• [Given task] Transcribe exactly the lines from the one holding "What text is on this page?" to the end of the data below, including both of those lines and no others.

★ ★ ★ ★ ★

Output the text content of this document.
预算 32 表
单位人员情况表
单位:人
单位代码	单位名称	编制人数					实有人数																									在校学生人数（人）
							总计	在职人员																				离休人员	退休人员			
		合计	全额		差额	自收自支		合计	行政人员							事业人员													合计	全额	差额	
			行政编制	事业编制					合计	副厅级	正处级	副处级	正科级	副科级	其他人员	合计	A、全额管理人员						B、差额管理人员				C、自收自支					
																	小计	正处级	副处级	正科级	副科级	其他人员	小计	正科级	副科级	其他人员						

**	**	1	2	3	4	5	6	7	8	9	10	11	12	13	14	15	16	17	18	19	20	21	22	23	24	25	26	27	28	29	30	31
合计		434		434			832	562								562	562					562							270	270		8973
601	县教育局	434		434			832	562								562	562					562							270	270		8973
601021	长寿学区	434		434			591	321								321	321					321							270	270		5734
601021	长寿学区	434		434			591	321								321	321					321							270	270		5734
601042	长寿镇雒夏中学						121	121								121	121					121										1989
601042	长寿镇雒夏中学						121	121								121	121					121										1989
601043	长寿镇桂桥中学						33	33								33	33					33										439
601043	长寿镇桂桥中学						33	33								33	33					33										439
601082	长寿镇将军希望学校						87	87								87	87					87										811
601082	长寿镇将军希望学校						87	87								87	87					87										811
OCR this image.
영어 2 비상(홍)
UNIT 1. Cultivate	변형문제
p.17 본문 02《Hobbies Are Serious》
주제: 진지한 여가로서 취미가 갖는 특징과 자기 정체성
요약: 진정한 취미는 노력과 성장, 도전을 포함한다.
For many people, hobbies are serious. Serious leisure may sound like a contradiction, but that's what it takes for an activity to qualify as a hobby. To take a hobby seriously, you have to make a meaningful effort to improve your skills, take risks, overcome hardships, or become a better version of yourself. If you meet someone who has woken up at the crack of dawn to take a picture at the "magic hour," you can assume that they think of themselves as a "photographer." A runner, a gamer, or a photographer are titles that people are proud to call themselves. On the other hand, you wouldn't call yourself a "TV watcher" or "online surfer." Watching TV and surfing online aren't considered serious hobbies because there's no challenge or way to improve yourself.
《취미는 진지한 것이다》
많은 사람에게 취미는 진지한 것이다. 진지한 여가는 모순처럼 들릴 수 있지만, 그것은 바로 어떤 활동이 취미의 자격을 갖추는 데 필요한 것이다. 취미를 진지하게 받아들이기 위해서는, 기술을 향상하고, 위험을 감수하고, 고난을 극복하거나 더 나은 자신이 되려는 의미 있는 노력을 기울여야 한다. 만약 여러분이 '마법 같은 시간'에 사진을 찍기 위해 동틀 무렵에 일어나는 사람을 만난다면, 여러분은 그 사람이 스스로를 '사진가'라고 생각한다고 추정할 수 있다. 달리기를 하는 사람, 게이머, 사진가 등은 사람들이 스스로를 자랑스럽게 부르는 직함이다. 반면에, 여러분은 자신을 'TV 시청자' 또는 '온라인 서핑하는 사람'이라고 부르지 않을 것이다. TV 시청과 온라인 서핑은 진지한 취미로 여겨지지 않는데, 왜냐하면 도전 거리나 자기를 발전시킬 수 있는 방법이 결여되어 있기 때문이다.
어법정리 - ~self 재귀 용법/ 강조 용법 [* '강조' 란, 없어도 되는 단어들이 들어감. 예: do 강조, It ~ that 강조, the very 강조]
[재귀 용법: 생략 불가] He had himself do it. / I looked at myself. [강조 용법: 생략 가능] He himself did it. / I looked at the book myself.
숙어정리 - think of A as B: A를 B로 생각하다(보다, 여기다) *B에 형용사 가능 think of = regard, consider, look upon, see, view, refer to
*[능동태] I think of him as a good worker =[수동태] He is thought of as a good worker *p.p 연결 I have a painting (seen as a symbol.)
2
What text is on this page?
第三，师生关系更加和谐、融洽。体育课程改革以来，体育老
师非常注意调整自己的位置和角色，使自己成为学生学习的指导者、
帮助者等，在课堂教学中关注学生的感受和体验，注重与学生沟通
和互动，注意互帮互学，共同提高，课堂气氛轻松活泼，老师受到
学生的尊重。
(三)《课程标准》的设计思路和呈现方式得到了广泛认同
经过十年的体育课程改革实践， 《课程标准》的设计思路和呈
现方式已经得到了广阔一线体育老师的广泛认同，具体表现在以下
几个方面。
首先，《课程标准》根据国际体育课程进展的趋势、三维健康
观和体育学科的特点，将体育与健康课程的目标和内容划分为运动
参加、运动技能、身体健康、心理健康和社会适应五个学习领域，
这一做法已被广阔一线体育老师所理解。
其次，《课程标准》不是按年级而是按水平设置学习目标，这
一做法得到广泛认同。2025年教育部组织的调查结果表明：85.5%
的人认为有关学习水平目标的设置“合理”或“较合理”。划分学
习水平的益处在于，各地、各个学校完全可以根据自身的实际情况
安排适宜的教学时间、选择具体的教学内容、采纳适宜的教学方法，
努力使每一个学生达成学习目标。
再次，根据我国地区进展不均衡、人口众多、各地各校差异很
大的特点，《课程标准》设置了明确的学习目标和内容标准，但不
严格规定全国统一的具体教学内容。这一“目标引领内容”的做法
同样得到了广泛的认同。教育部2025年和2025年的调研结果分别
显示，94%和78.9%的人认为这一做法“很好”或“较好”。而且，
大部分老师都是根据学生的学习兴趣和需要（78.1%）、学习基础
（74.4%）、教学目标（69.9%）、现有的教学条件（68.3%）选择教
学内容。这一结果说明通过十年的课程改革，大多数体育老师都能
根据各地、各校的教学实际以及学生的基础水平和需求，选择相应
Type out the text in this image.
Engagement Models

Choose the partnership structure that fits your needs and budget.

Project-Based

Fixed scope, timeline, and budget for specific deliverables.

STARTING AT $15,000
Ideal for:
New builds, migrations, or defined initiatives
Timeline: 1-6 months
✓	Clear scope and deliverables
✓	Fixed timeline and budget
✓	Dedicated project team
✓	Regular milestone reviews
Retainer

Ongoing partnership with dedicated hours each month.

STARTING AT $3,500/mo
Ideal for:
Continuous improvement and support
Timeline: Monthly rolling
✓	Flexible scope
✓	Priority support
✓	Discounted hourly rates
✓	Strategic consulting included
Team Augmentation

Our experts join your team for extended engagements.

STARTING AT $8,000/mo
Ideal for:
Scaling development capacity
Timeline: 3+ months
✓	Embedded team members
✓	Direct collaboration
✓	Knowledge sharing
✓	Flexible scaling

★ ★ ★ ★ ★

• [Task answer]
What text is on this page?
第三，师生关系更加和谐、融洽。体育课程改革以来，体育老
师非常注意调整自己的位置和角色，使自己成为学生学习的指导者、
帮助者等，在课堂教学中关注学生的感受和体验，注重与学生沟通
和互动，注意互帮互学，共同提高，课堂气氛轻松活泼，老师受到
学生的尊重。
(三)《课程标准》的设计思路和呈现方式得到了广泛认同
经过十年的体育课程改革实践， 《课程标准》的设计思路和呈
现方式已经得到了广阔一线体育老师的广泛认同，具体表现在以下
几个方面。
首先，《课程标准》根据国际体育课程进展的趋势、三维健康
观和体育学科的特点，将体育与健康课程的目标和内容划分为运动
参加、运动技能、身体健康、心理健康和社会适应五个学习领域，
这一做法已被广阔一线体育老师所理解。
其次，《课程标准》不是按年级而是按水平设置学习目标，这
一做法得到广泛认同。2025年教育部组织的调查结果表明：85.5%
的人认为有关学习水平目标的设置“合理”或“较合理”。划分学
习水平的益处在于，各地、各个学校完全可以根据自身的实际情况
安排适宜的教学时间、选择具体的教学内容、采纳适宜的教学方法，
努力使每一个学生达成学习目标。
再次，根据我国地区进展不均衡、人口众多、各地各校差异很
大的特点，《课程标准》设置了明确的学习目标和内容标准，但不
严格规定全国统一的具体教学内容。这一“目标引领内容”的做法
同样得到了广泛的认同。教育部2025年和2025年的调研结果分别
显示，94%和78.9%的人认为这一做法“很好”或“较好”。而且，
大部分老师都是根据学生的学习兴趣和需要（78.1%）、学习基础
（74.4%）、教学目标（69.9%）、现有的教学条件（68.3%）选择教
学内容。这一结果说明通过十年的课程改革，大多数体育老师都能
根据各地、各校的教学实际以及学生的基础水平和需求，选择相应
Type out the text in this image.
Engagement Models

Choose the partnership structure that fits your needs and budget.

Project-Based

Fixed scope, timeline, and budget for specific deliverables.

STARTING AT $15,000
Ideal for:
New builds, migrations, or defined initiatives
Timeline: 1-6 months
✓	Clear scope and deliverables
✓	Fixed timeline and budget
✓	Dedicated project team
✓	Regular milestone reviews
Retainer

Ongoing partnership with dedicated hours each month.

STARTING AT $3,500/mo
Ideal for:
Continuous improvement and support
Timeline: Monthly rolling
✓	Flexible scope
✓	Priority support
✓	Discounted hourly rates
✓	Strategic consulting included
Team Augmentation

Our experts join your team for extended engagements.

STARTING AT $8,000/mo
Ideal for:
Scaling development capacity
Timeline: 3+ months
✓	Embedded team members
✓	Direct collaboration
✓	Knowledge sharing
✓	Flexible scaling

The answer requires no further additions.